_TO BE DONE_. Copy every line of the following data that includes the string "dette".

_TASK INPUTS_.
※ ※ ※
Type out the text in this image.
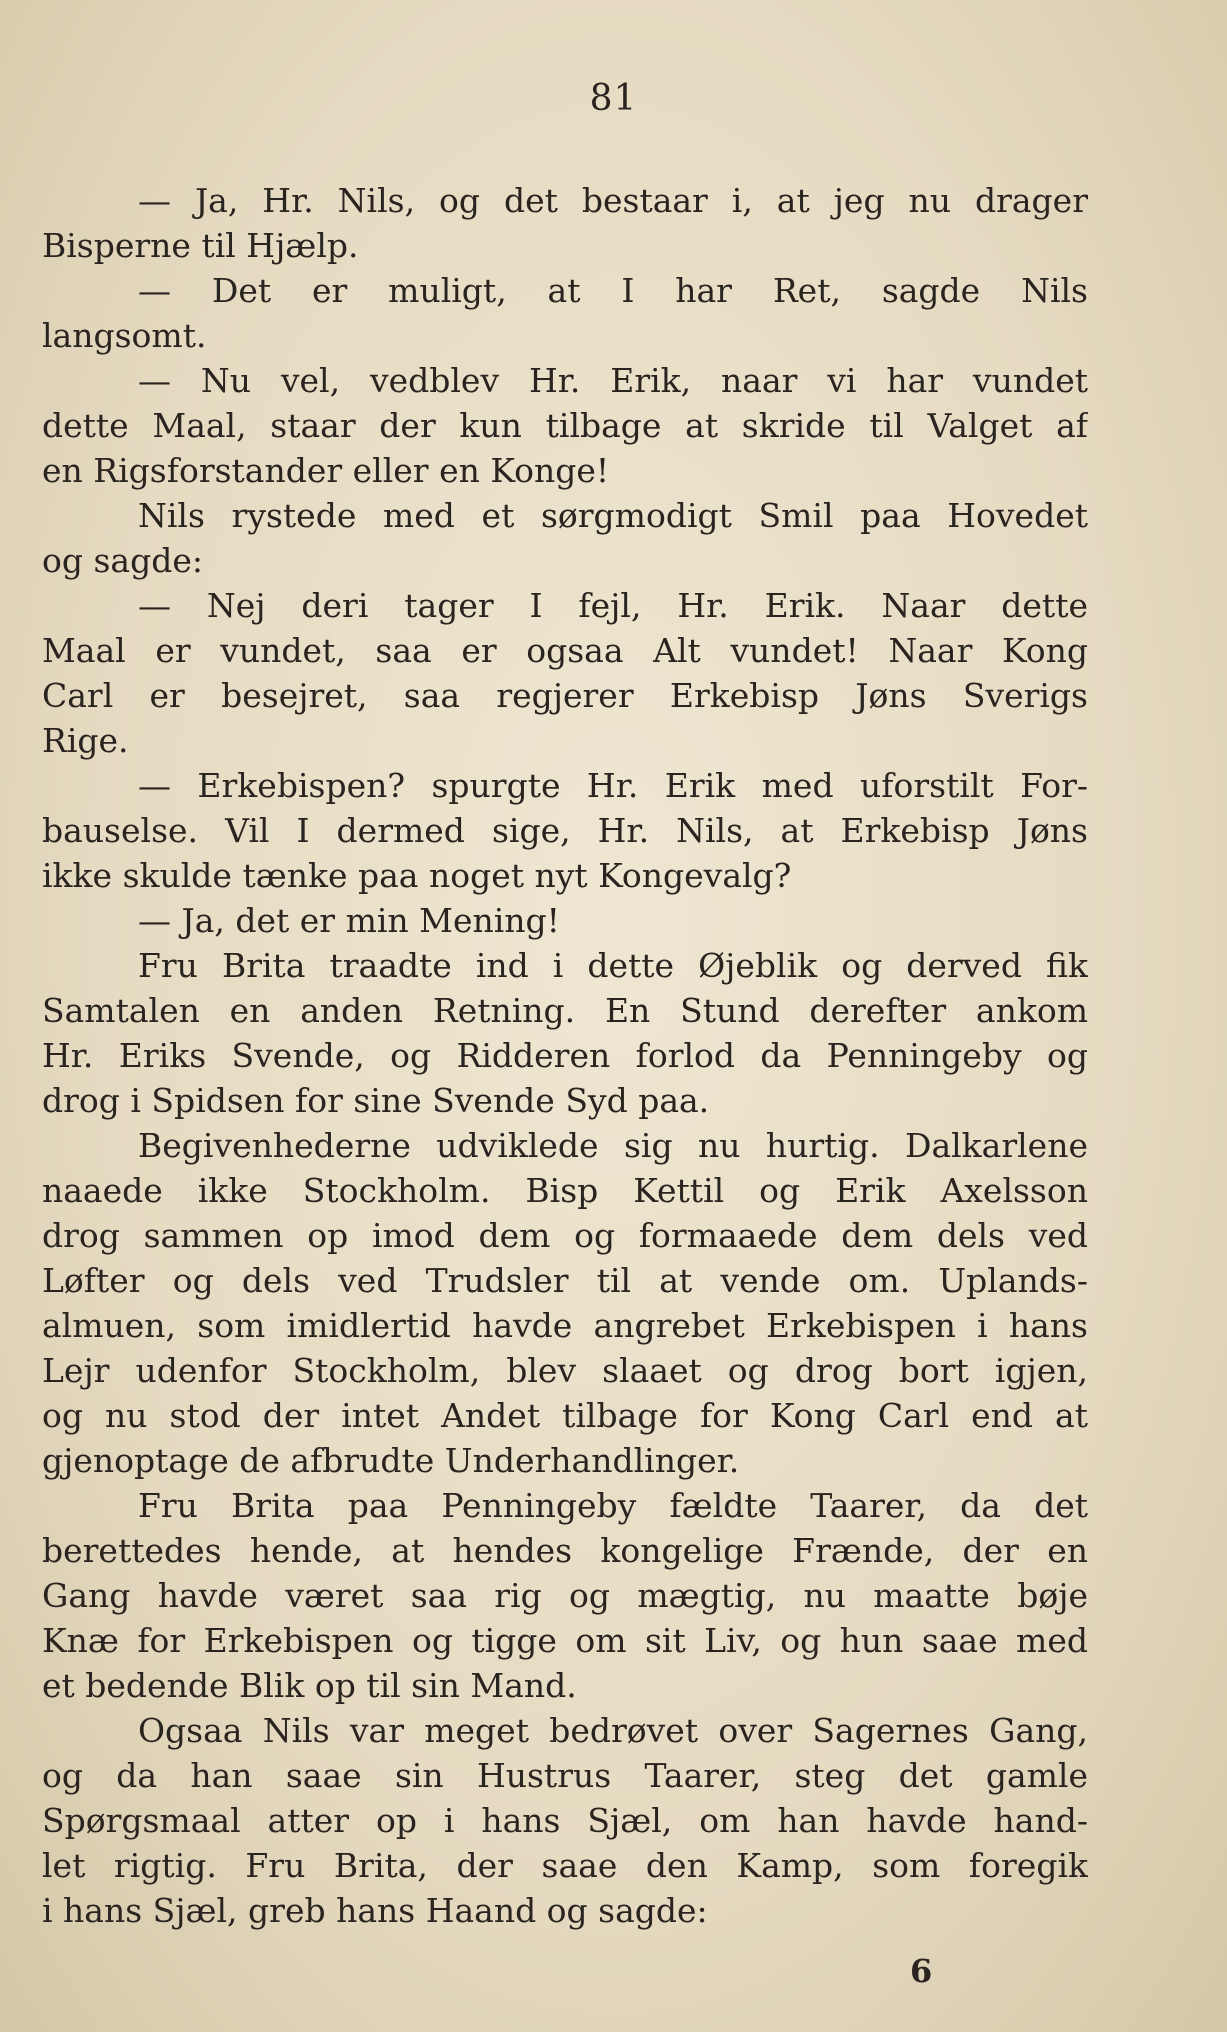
81
— Ja, Hr. Nils, og det bestaar i, at jeg nu drager
Bisperne til Hjælp.
— Det er muligt, at I har Ret, sagde Nils
langsomt.
— Nu vel, vedblev Hr. Erik, naar vi har vundet
dette Maal, staar der kun tilbage at skride til Valget af
en Rigsforstander eller en Konge!
Nils rystede med et sørgmodigt Smil paa Hovedet
og sagde:
— Nej deri tager I fejl, Hr. Erik. Naar dette
Maal er vundet, saa er ogsaa Alt vundet! Naar Kong
Carl er besejret, saa regjerer Erkebisp Jøns Sverigs
Rige.
— Erkebispen? spurgte Hr. Erik med uforstilt For-
bauselse. Vil I dermed sige, Hr. Nils, at Erkebisp Jøns
ikke skulde tænke paa noget nyt Kongevalg?
— Ja, det er min Mening!
Fru Brita traadte ind i dette Øjeblik og derved fik
Samtalen en anden Retning. En Stund derefter ankom
Hr. Eriks Svende, og Ridderen forlod da Penningeby og
drog i Spidsen for sine Svende Syd paa.
Begivenhederne udviklede sig nu hurtig. Dalkarlene
naaede ikke Stockholm. Bisp Kettil og Erik Axelsson
drog sammen op imod dem og formaaede dem dels ved
Løfter og dels ved Trudsler til at vende om. Uplands-
almuen, som imidlertid havde angrebet Erkebispen i hans
Lejr udenfor Stockholm, blev slaaet og drog bort igjen,
og nu stod der intet Andet tilbage for Kong Carl end at
gjenoptage de afbrudte Underhandlinger.
Fru Brita paa Penningeby fældte Taarer, da det
berettedes hende, at hendes kongelige Frænde, der en
Gang havde været saa rig og mægtig, nu maatte bøje
Knæ for Erkebispen og tigge om sit Liv, og hun saae med
et bedende Blik op til sin Mand.
Ogsaa Nils var meget bedrøvet over Sagernes Gang,
og da han saae sin Hustrus Taarer, steg det gamle
Spørgsmaal atter op i hans Sjæl, om han havde hand-
let rigtig. Fru Brita, der saae den Kamp, som foregik
i hans Sjæl, greb hans Haand og sagde:
6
※ ※ ※
_THE RESULT_.
dette Maal, staar der kun tilbage at skride til Valget af
— Nej deri tager I fejl, Hr. Erik. Naar dette
Fru Brita traadte ind i dette Øjeblik og derved fik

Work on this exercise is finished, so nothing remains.